— GIVEN RECORDS —

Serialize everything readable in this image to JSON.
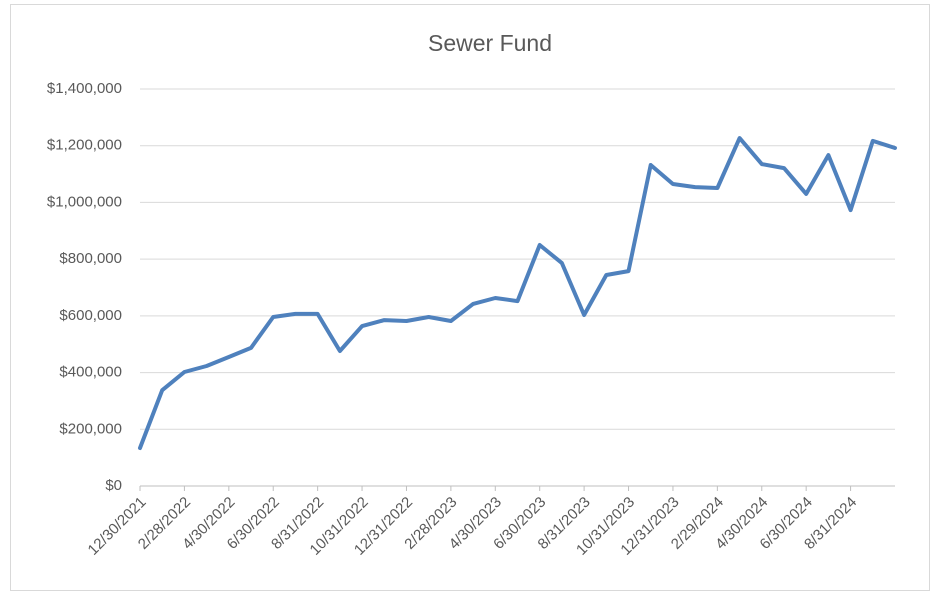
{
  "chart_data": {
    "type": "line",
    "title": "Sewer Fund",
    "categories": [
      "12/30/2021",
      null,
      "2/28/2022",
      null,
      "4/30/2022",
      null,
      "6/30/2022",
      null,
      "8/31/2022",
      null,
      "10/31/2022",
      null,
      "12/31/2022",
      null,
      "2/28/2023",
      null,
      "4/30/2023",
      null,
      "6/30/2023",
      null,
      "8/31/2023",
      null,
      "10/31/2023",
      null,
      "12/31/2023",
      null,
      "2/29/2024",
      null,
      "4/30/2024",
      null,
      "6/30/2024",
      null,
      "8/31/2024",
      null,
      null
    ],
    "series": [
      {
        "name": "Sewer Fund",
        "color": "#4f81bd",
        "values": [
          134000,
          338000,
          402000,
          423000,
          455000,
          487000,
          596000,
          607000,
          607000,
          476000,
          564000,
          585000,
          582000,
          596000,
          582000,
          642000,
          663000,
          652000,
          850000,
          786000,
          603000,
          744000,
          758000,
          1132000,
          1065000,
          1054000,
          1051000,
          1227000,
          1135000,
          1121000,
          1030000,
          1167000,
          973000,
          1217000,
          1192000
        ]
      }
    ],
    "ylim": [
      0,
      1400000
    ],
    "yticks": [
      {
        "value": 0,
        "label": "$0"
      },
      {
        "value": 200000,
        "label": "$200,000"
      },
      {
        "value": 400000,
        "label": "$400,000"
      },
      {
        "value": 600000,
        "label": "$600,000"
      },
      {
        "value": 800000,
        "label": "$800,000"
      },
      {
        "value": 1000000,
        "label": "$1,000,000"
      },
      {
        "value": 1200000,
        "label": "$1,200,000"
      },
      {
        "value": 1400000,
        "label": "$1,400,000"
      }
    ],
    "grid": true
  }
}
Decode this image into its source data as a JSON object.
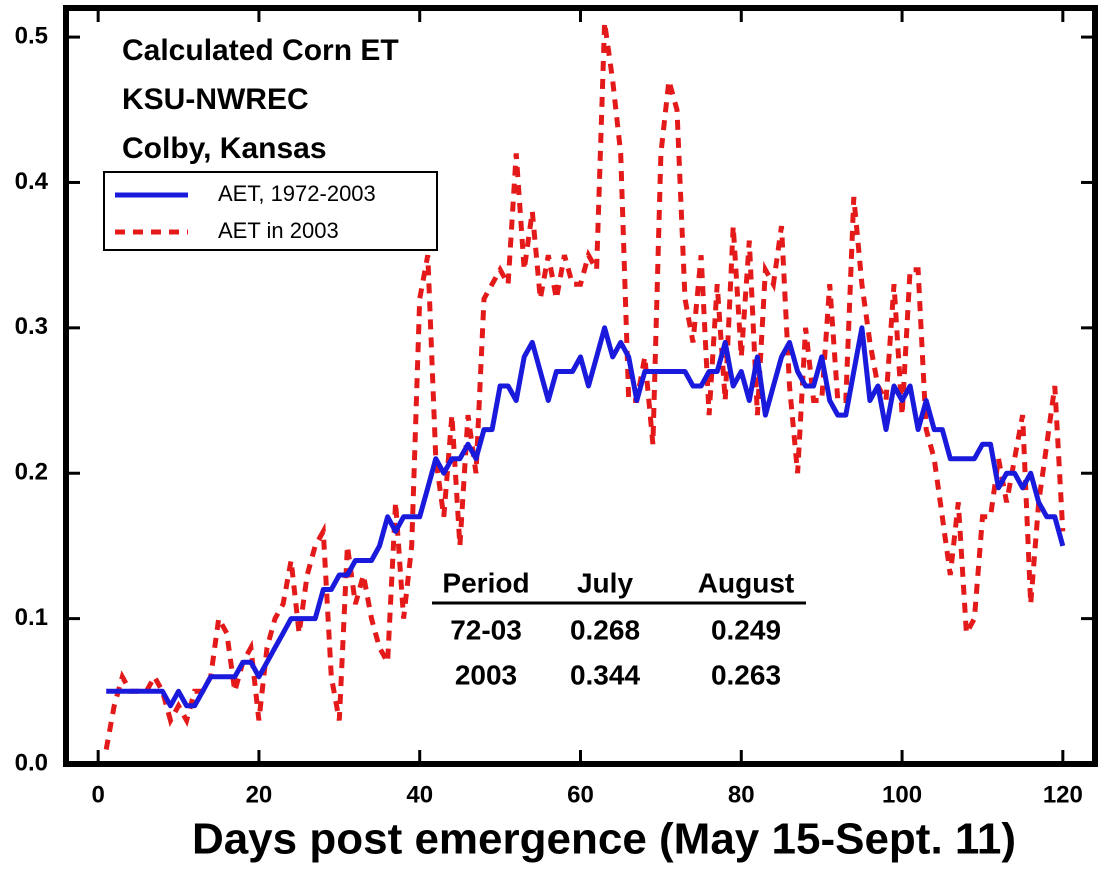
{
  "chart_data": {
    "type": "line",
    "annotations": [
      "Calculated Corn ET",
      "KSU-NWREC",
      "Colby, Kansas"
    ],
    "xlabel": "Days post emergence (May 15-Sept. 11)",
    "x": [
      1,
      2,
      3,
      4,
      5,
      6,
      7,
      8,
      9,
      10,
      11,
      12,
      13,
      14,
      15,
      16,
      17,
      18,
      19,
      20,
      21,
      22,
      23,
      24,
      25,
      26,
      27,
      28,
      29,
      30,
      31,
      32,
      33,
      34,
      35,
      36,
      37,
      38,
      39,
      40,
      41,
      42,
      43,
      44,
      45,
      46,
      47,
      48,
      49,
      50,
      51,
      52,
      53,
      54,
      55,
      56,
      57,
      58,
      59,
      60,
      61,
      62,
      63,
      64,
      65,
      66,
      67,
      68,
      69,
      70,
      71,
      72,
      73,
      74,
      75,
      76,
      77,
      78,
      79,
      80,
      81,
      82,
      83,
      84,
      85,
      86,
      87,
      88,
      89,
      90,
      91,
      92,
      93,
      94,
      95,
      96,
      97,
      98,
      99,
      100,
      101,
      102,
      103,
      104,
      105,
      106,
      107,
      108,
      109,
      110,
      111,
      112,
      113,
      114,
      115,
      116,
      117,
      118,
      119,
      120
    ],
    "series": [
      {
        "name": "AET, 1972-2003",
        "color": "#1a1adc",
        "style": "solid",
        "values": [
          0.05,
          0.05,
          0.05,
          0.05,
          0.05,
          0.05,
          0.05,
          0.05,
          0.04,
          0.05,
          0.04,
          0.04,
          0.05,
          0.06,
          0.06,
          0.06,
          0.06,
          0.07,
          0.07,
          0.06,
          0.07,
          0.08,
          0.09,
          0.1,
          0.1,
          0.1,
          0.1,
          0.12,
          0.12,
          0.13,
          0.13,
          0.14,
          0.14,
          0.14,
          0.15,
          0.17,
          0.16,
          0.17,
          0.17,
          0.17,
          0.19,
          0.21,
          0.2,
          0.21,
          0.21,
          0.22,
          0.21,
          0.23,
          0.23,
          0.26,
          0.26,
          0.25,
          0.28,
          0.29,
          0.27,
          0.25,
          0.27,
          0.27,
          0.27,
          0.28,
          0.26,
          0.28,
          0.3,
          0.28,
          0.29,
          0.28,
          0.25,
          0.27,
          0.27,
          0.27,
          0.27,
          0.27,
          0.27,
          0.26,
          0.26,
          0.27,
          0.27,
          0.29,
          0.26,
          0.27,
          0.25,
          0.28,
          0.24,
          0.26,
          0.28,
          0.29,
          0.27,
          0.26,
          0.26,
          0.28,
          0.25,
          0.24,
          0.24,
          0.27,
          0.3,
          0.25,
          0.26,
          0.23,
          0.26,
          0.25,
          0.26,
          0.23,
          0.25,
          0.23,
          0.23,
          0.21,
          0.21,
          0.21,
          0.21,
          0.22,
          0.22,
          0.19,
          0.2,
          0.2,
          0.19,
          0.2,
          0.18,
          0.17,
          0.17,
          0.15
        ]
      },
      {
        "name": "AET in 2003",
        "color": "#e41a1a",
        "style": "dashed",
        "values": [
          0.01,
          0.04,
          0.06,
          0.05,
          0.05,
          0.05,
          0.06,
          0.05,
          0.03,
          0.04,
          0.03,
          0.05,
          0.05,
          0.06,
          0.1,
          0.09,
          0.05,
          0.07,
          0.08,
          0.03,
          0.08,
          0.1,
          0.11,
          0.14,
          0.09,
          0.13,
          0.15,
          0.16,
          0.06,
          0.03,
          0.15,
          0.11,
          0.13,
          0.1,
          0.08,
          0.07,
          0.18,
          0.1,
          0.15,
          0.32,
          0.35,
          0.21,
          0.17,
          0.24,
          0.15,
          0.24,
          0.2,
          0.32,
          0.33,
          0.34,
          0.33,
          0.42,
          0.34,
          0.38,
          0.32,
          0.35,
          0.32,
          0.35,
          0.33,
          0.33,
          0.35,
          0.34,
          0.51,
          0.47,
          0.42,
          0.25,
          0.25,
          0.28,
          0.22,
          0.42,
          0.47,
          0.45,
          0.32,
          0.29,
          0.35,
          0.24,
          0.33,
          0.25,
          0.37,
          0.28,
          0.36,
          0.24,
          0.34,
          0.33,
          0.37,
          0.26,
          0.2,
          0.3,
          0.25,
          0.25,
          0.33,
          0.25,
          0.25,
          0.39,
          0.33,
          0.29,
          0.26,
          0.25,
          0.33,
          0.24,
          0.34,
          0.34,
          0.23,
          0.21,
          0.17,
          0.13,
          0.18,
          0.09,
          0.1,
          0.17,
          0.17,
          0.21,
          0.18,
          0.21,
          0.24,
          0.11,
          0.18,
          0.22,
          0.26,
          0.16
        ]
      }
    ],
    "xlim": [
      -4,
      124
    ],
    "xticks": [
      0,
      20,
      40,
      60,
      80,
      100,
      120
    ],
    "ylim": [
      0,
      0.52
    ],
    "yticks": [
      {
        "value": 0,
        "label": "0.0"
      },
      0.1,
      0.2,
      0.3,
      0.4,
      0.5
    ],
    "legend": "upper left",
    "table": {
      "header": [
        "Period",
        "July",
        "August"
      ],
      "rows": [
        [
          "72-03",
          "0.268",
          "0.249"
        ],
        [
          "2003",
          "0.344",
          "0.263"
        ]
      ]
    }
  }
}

— EXERCISE TASK —
Looking back at the lines above, state how many contain the word "color", and supply nothing besides the number.

— RESULT BELOW —
3